__Aufgaben__.
1. Übersetze aus dem Textauszug über den Daylight Award 2020 diesen Satz ins Englische: „Der Lifetime Achievement Award für Henry Plummer ehrt den US-Amerikaner für seine außergewöhnlichen Fotos und Schriften über Tageslichtphänomene.“
2. Setze den Text über den Daylight Award 2020 im Anschluss an seinen letzten Satz fort.

__Textauszug__.
···

Der Daylight Award 2020 wird an drei Persönlichkeiten verliehen, die sich auf unterschiedliche Art mit dem Thema Tageslicht auseinandersetzen. Die aktuellen Preisträger sind Juha Leiviskä, Russell Foster und Henry Plummer, der eine Auszeichnung für sein Lebenswerk erhält. (eine Besonderheit in diesem Jahr). Der Finne Leiviskä wird für seine Arbeiten im Feld Architektur geehrt, in denen er eine „einzigartige Fähigkeit beweist, Tageslicht zu einem integralen Bestandteil seiner Gebäude zu machen“. In der Kategorie Daylight Research wird Russell Foster aus Großbritannien für seine klinischen Studien ausgezeichnet, in denen er „wichtige Fragen zum Thema Licht untersucht“ und dessen Auswirkungen auf den Menschen. Der Lifetime Achievement Award für Henry Plummer ehrt den US-Amerikaner für seine außergewöhnlichen Fotos und Schriften über Tageslichtphänomene. Diese Auszeichnung wurde 2020 einmalig aus Anlass des 40. Jahrestages des ersten Daylight Awards verliehen.

···

__Gegebene Daten__.
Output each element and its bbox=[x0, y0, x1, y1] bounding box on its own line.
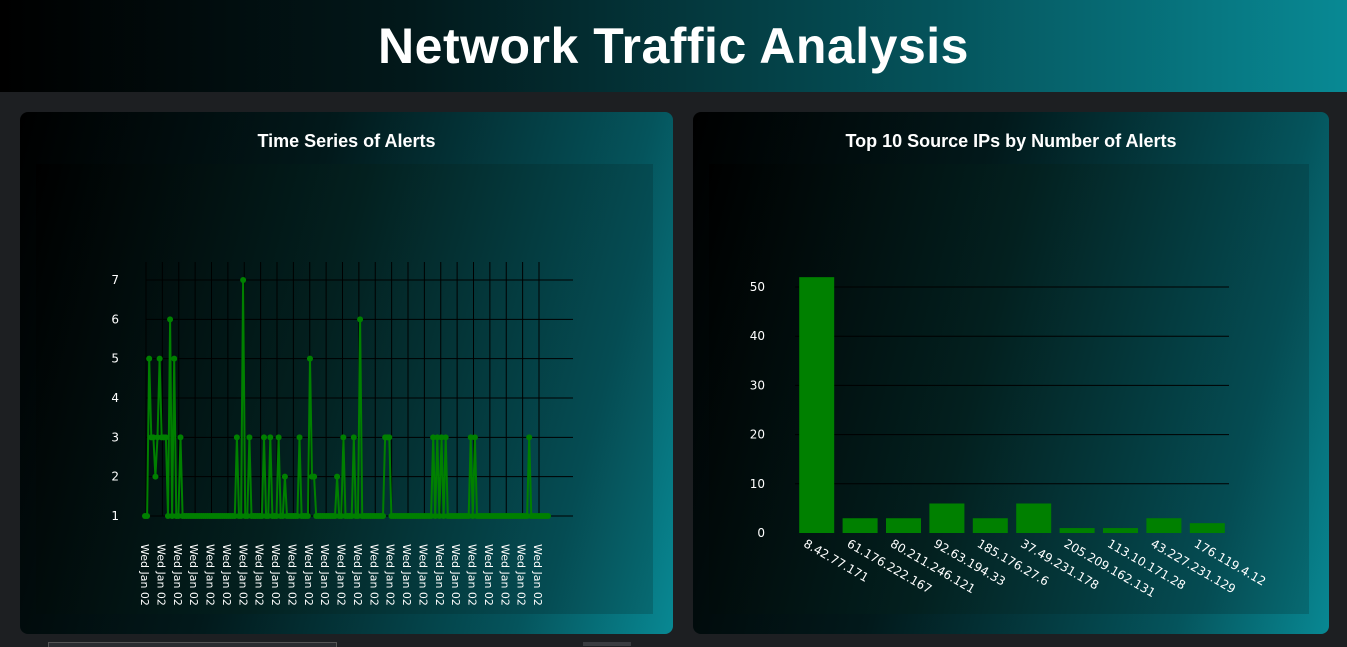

···

__Antworten__.
1. The Lifetime Achievement Award for Henry Plummer honors the American for his exceptional photographs and writings on daylight phenomena.

2.
In der Begründung der Jury heißt es: „Während der Preisträger Russell Foster die Wissenschaft hinter den Auswirkungen von Tageslicht auf das physische und psychische Wohlbefinden des Menschen studiert, beschäftigen sich die Preisträger Juha Leiviskä und Henry Plummer intuitiv durch architektonische Gestaltung, fotografischen Ausdruck und verbale Vermittlung dieser menschlichen Reaktionen mit den Auswirkungen und Begleiterscheinungen von Tageslicht. Die Preisträger des Daylight Award 2020 zeigen uns die Kraft des natürlichen Lichts, indem sie die neuronalen Effekte des Lichts erklären oder aber die poetische Essenz des Lichts ansprechen.“

Daylight in Architecture: Juha Leiviskä

Juha Leiviskä gehört zu den bedeutendsten Architekten Finnlands. Er kombiniert Funktionalität, Emotionen und die subtile Präsenz von Licht als Teil der räumlichen Erfahrung. Besondere Relevanz erhält Leiviskäs Arbeit im Hinblick auf aktuelle Fragestellungen in der Architektur, die sich um die Nutzung natürlicher Ressourcen, nachhaltigen Komfort und die Umwelt generell drehen. „Tageslichtlösungen in der modernen Architektur basieren normalerweise auf Variationen des Zenitlichts oder schmalen Dach- oder Wandschlitzen, um das Licht an den Oberflächen des architektonischen Raums entlangzuführen. Leiviskäs Licht ist ein schräges Licht, das sowohl direkt auf vertikale Oberflächen trifft als auch reflektiert wird, um Erfahrungen von geschichtetem Licht mit einem ausgeprägten Eindruck von Tiefe zu erzeugen. Sein Licht beleuchtet nicht nur Oberflächen, es scheint auch im architektonischen Raum selbst zu entstehen und lebendig zu existieren. Ein besonders subtiler Effekt in seinen Lichtartikulationen ist die Verwendung von reflektierter Farbe, die Farbe zu einem sich ständig ändernden, kinetischen und pulsierenden Phänomen macht. Die Farben werden heller und verblassen dann, erscheinen und verschwinden je nach Intensität und Richtung des Sonnenlichts, wie beim Atmen“, erklärt die Jury.

Leiviskä wurde nach den 1970er Jahren durch eine Reihe außergewöhnlicher und emotionaler religiöser Gebäude international bekannt. Seine Kirchen sind meisterhafte Instrumente des Tageslichts. Während er sich unter anderem von bayerischen Barockkirchen inspirieren ließ, folgen seine planaren orthogonalen Kompositionen den Prinzipien des visuellen Kontrapunkts von De Stijl. Sein Umgang mit Licht spiegelt vor allem die natürlichen Lichtverhältnisse in nordischen Wäldern, insbesondere das Gegenlicht, durch Laub gesehen, wider.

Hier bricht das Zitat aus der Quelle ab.